Task objective:
Reproduce the stretch of the forum thread from "But, as you" through "really odd problem.", substituting "malformed" for "misconfigured".

Text provided:
+===+
I'm thinking that if all requests for http*//my-domain.com/index.html would redirect to http*//my-domain.com/ then this would solve the problem.

But, as you say, I risk the danger of the dreaded 'loop' (I shudder to even think of it!)
I wonder if there is a logical solution to this ongoing issue?

jdMorgan

2:34 am on Sep 17, 2003 (gmt 0)

WebmasterWorld Senior Member 10+ Year Member



keyplyr,

You might want to go through your pages, and make sure you don't have a misconfigured base href tag in the <head> section somewhere. This sounds like a really odd problem.

However, I think everything you need to avoid the loop is in my previous post. Besides, your case is even simpler, since you would not be redirecting "index.html" to "/" you would be redirecting ^index\.html(.+)$ to [yourdomain.com...] which is not going to be loop-prone.

Jim

<added>Use RedirectMatch 301 so you can do the backreference.</added>

keyplyr

3:37 am on Sep 17, 2003 (gmt 0)
+===+
Data excerpts:
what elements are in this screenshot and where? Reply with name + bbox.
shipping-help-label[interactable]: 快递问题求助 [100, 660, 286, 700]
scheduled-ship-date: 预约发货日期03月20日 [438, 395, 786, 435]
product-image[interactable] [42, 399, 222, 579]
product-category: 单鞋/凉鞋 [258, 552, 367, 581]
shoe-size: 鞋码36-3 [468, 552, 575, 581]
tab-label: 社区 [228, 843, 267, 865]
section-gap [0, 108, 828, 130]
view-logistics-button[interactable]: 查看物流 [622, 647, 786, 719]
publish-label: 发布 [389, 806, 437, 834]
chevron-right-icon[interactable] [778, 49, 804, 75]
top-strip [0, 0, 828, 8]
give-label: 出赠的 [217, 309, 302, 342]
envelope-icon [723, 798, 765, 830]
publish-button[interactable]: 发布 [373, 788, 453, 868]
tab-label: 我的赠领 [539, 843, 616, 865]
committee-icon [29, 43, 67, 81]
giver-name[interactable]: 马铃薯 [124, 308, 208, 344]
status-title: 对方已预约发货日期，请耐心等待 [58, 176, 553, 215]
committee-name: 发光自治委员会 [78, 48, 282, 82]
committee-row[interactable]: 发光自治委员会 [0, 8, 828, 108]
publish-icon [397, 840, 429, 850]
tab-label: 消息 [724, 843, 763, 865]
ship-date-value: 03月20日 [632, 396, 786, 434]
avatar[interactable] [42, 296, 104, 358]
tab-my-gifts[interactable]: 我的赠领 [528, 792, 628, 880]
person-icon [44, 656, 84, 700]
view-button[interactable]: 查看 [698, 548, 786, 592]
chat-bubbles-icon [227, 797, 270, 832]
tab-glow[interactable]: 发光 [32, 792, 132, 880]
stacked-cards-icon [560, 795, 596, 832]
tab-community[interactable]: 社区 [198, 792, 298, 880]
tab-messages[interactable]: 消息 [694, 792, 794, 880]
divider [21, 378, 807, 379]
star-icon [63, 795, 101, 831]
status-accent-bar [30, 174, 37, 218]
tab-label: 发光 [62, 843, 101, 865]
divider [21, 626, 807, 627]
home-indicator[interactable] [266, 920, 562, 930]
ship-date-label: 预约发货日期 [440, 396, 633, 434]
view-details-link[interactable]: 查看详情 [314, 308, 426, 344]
+===+
Answer to this task:
But, as you say, I risk the danger of the dreaded 'loop' (I shudder to even think of it!)
I wonder if there is a logical solution to this ongoing issue?

jdMorgan

2:34 am on Sep 17, 2003 (gmt 0)

WebmasterWorld Senior Member 10+ Year Member



keyplyr,

You might want to go through your pages, and make sure you don't have a malformed base href tag in the <head> section somewhere. This sounds like a really odd problem.